## Begin RAW RECORDS
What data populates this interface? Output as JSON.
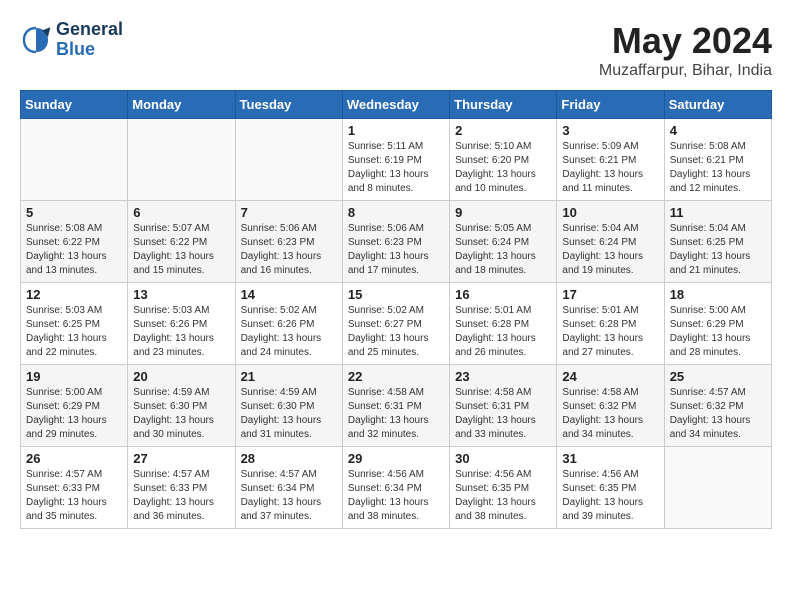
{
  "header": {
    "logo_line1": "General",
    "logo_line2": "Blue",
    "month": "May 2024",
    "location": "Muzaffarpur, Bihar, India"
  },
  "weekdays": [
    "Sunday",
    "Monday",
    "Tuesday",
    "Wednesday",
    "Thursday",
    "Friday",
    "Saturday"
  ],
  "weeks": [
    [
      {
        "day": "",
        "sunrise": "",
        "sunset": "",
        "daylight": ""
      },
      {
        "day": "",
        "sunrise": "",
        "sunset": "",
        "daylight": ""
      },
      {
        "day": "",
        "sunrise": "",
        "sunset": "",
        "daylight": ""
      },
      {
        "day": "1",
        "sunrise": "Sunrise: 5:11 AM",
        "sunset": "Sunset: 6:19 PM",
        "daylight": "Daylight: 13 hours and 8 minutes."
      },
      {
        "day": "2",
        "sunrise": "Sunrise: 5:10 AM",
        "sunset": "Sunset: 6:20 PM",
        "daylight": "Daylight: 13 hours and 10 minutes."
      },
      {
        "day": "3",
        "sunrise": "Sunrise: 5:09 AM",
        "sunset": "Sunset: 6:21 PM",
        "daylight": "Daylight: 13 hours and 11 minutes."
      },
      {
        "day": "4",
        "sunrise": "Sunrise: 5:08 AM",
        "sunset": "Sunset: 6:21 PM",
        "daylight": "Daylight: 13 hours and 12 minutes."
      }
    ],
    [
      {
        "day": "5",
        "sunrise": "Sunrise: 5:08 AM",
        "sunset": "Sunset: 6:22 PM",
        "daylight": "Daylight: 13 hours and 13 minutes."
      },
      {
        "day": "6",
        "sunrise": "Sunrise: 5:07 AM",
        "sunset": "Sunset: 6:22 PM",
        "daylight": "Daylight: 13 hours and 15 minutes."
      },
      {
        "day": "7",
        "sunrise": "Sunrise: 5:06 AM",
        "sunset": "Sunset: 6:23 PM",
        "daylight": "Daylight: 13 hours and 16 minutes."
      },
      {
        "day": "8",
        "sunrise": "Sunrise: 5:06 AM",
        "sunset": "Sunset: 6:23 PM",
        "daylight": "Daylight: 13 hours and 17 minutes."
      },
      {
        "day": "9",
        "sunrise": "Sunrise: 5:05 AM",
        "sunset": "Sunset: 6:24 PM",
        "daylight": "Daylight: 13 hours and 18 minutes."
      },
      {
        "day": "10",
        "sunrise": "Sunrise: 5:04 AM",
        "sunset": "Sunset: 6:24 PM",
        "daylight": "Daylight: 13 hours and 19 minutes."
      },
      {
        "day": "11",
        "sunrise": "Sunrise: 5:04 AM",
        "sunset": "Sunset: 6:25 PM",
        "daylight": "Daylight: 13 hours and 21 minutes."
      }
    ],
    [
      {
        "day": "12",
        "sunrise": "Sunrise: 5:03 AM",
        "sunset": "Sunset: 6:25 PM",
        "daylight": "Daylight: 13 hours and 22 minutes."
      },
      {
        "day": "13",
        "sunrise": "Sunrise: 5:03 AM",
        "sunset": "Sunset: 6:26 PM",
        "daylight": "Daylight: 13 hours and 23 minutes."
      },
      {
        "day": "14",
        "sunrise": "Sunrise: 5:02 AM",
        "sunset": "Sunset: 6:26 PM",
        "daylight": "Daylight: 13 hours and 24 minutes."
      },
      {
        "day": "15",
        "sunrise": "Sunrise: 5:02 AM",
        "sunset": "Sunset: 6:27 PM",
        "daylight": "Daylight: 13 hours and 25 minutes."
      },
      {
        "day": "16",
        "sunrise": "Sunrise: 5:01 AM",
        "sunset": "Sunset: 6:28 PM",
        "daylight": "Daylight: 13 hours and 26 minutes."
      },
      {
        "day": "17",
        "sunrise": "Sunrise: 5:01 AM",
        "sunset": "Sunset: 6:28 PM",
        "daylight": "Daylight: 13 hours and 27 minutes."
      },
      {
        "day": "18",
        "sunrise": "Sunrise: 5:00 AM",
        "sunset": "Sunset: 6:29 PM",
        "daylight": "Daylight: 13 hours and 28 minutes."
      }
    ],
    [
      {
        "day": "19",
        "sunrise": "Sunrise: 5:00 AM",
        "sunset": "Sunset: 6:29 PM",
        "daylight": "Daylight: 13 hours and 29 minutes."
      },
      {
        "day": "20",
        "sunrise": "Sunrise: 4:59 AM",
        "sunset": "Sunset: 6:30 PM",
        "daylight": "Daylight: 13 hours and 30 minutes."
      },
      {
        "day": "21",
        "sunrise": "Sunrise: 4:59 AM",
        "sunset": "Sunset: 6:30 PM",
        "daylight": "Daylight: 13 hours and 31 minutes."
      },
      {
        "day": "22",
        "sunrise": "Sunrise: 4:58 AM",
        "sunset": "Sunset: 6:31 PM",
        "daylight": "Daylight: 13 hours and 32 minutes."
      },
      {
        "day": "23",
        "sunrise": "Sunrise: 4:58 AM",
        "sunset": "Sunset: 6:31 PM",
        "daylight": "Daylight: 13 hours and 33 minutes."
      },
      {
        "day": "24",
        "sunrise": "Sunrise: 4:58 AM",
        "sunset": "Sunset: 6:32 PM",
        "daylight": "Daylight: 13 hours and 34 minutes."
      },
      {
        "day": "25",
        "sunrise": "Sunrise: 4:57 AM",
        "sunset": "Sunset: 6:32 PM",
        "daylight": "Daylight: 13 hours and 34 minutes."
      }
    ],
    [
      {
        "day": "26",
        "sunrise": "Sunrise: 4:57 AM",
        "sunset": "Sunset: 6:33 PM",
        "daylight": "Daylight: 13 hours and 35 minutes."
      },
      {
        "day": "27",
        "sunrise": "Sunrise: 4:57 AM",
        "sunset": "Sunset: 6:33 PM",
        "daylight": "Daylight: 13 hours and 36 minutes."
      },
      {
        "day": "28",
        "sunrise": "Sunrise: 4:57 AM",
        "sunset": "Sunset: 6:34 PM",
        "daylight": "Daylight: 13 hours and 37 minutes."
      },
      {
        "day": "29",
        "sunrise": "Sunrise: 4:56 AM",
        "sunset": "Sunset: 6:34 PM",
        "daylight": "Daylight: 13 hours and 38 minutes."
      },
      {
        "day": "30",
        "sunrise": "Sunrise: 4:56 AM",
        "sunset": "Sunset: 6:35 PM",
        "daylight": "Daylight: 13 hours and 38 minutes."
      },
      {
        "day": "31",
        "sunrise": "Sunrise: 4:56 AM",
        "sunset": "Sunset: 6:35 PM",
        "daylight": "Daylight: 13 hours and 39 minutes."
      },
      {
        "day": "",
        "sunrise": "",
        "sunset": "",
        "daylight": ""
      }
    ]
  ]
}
## End RAW RECORDS
## Begin RAW RECORDS
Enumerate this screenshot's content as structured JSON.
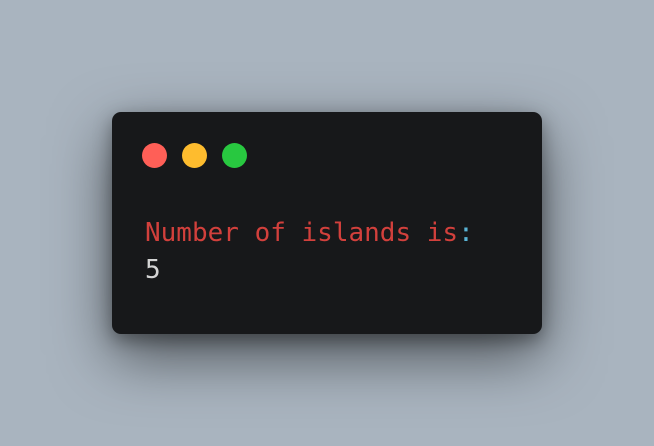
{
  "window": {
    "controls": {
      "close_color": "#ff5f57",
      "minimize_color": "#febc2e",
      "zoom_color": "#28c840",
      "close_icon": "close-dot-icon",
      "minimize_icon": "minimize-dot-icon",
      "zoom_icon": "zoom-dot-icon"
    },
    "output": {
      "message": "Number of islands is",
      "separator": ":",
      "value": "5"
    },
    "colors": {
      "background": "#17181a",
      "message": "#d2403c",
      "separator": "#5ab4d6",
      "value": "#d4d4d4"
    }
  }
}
## End RAW RECORDS
## Begin RAW RECORDS
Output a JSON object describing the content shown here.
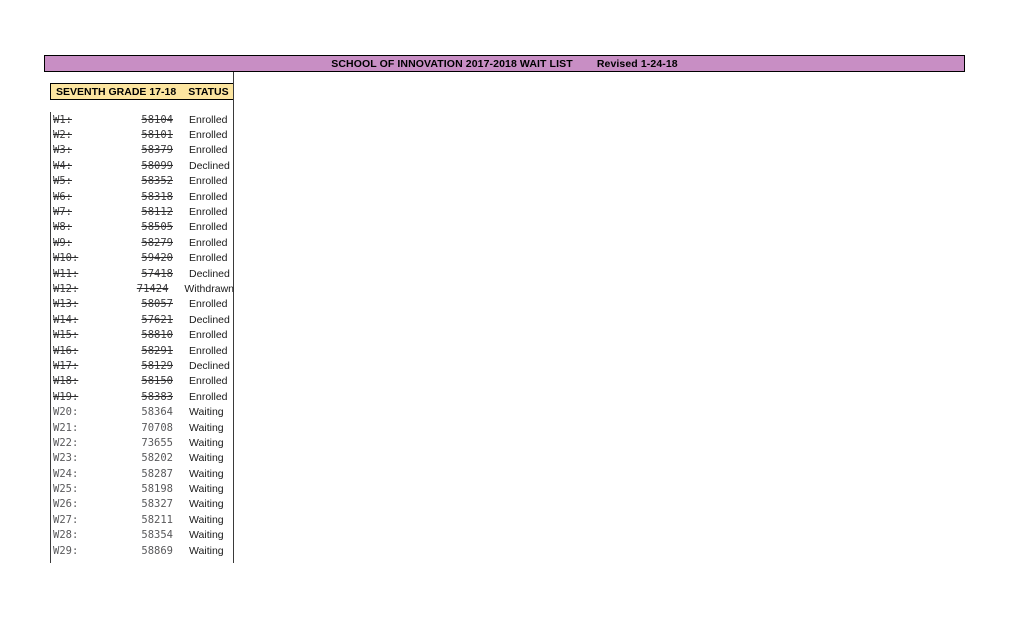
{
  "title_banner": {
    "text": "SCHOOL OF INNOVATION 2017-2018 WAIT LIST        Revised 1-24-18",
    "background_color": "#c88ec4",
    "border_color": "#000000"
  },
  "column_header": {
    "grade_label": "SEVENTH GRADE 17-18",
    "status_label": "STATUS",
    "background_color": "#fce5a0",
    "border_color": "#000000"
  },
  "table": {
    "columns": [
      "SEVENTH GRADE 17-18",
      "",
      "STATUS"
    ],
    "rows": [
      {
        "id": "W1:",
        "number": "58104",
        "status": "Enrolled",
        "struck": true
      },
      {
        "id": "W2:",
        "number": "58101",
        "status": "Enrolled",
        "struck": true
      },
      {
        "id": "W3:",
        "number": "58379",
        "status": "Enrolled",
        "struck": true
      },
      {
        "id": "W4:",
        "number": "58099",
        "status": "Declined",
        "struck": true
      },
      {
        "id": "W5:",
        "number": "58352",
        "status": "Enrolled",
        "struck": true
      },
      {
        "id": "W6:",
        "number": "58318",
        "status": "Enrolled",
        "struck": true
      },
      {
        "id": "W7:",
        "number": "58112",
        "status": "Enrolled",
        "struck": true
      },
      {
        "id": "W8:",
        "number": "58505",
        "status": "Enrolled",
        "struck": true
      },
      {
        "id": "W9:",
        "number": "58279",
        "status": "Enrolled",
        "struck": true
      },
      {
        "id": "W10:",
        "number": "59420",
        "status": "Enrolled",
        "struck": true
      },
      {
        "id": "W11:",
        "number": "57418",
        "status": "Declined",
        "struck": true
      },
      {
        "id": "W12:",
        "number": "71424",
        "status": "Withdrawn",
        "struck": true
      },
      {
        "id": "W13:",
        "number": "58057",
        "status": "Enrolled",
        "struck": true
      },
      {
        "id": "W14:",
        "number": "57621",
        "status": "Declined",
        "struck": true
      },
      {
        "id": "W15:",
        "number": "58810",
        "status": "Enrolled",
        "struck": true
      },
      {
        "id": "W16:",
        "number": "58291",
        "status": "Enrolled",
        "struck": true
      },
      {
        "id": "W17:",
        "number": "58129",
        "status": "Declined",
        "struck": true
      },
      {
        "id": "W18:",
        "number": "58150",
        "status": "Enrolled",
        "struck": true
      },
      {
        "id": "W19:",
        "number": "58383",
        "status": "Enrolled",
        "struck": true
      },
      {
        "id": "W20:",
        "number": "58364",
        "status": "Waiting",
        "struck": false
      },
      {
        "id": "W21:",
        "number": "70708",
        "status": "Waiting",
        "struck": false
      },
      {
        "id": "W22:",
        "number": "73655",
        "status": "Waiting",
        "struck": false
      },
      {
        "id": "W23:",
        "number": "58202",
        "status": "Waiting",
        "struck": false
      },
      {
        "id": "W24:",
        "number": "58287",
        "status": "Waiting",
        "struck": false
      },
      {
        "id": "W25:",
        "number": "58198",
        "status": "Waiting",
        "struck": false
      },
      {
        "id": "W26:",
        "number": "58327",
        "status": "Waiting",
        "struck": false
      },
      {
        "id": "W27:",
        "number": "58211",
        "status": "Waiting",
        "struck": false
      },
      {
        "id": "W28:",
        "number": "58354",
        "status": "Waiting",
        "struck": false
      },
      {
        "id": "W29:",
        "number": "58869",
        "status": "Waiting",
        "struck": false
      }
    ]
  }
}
## End RAW RECORDS
§ **WRITTEN INSTRUCTION**
Say how many lines of the data include the word "SEVENTH". Nothing other than the number should be given.

§ **REPLY TO THE TASK**
2